Exercise directions:
Quote every line of the material beneath this one.

Dataset entries:
========================================================================

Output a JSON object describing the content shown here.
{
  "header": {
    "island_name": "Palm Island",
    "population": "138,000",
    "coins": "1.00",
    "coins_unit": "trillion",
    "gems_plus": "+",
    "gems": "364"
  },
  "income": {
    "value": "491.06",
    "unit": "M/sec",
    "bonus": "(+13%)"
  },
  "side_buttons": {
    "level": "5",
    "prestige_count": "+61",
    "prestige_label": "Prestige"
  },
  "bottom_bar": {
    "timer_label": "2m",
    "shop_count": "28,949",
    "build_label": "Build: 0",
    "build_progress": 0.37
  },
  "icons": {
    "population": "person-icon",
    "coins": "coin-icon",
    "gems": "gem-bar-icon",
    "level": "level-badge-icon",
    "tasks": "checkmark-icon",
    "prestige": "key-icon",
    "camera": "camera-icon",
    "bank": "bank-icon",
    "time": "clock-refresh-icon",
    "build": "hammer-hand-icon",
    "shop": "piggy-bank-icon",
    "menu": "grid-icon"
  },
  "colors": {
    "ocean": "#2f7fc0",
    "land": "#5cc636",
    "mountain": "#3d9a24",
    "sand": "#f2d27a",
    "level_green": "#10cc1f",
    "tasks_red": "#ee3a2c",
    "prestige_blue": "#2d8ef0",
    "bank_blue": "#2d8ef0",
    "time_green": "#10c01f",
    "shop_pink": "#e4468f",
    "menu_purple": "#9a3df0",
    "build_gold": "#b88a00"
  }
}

========================================================================

Exercise result:
Output a JSON object describing the content shown here.
{
  "header": {
    "island_name": "Palm Island",
    "population": "138,000",
    "coins": "1.00",
    "coins_unit": "trillion",
    "gems_plus": "+",
    "gems": "364"
  },
  "income": {
    "value": "491.06",
    "unit": "M/sec",
    "bonus": "(+13%)"
  },
  "side_buttons": {
    "level": "5",
    "prestige_count": "+61",
    "prestige_label": "Prestige"
  },
  "bottom_bar": {
    "timer_label": "2m",
    "shop_count": "28,949",
    "build_label": "Build: 0",
    "build_progress": 0.37
  },
  "icons": {
    "population": "person-icon",
    "coins": "coin-icon",
    "gems": "gem-bar-icon",
    "level": "level-badge-icon",
    "tasks": "checkmark-icon",
    "prestige": "key-icon",
    "camera": "camera-icon",
    "bank": "bank-icon",
    "time": "clock-refresh-icon",
    "build": "hammer-hand-icon",
    "shop": "piggy-bank-icon",
    "menu": "grid-icon"
  },
  "colors": {
    "ocean": "#2f7fc0",
    "land": "#5cc636",
    "mountain": "#3d9a24",
    "sand": "#f2d27a",
    "level_green": "#10cc1f",
    "tasks_red": "#ee3a2c",
    "prestige_blue": "#2d8ef0",
    "bank_blue": "#2d8ef0",
    "time_green": "#10c01f",
    "shop_pink": "#e4468f",
    "menu_purple": "#9a3df0",
    "build_gold": "#b88a00"
  }
}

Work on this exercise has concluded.